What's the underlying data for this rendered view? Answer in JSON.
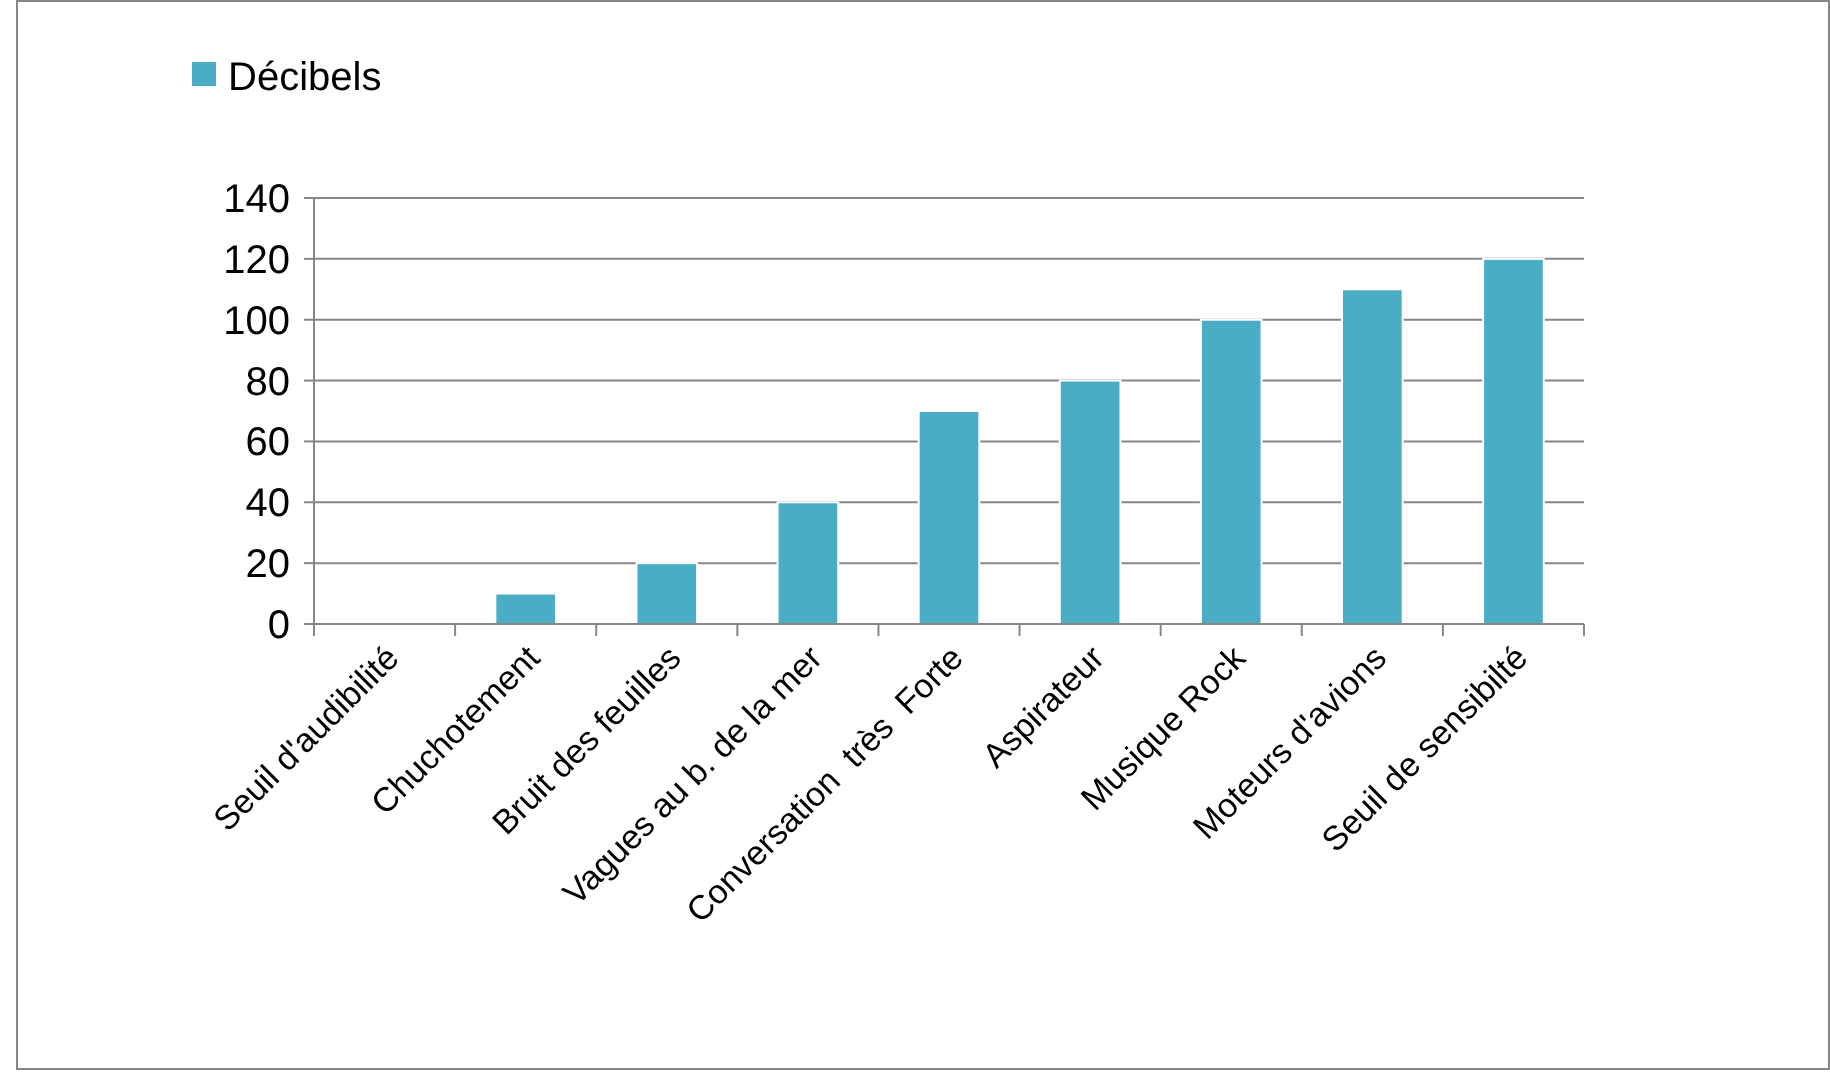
{
  "chart_data": {
    "type": "bar",
    "categories": [
      "Seuil d'audibilité",
      "Chuchotement",
      "Bruit des feuilles",
      "Vagues au b. de la mer",
      "Conversation  très  Forte",
      "Aspirateur",
      "Musique Rock",
      "Moteurs d'avions",
      "Seuil de sensibilté"
    ],
    "series": [
      {
        "name": "Décibels",
        "color": "#4bacc6",
        "values": [
          0,
          10,
          20,
          40,
          70,
          80,
          100,
          110,
          120
        ]
      }
    ],
    "ylim": [
      0,
      140
    ],
    "yticks": [
      0,
      20,
      40,
      60,
      80,
      100,
      120,
      140
    ],
    "grid": "y",
    "legend": "top left"
  }
}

### [What the task requires]
Leave the pictures out and output the rest of the listing exactly.

### [Answer to the problem]
What's the underlying data for this rendered view? Answer in JSON.
{
  "chart_data": {
    "type": "bar",
    "categories": [
      "Seuil d'audibilité",
      "Chuchotement",
      "Bruit des feuilles",
      "Vagues au b. de la mer",
      "Conversation  très  Forte",
      "Aspirateur",
      "Musique Rock",
      "Moteurs d'avions",
      "Seuil de sensibilté"
    ],
    "series": [
      {
        "name": "Décibels",
        "color": "#4bacc6",
        "values": [
          0,
          10,
          20,
          40,
          70,
          80,
          100,
          110,
          120
        ]
      }
    ],
    "ylim": [
      0,
      140
    ],
    "yticks": [
      0,
      20,
      40,
      60,
      80,
      100,
      120,
      140
    ],
    "grid": "y",
    "legend": "top left"
  }
}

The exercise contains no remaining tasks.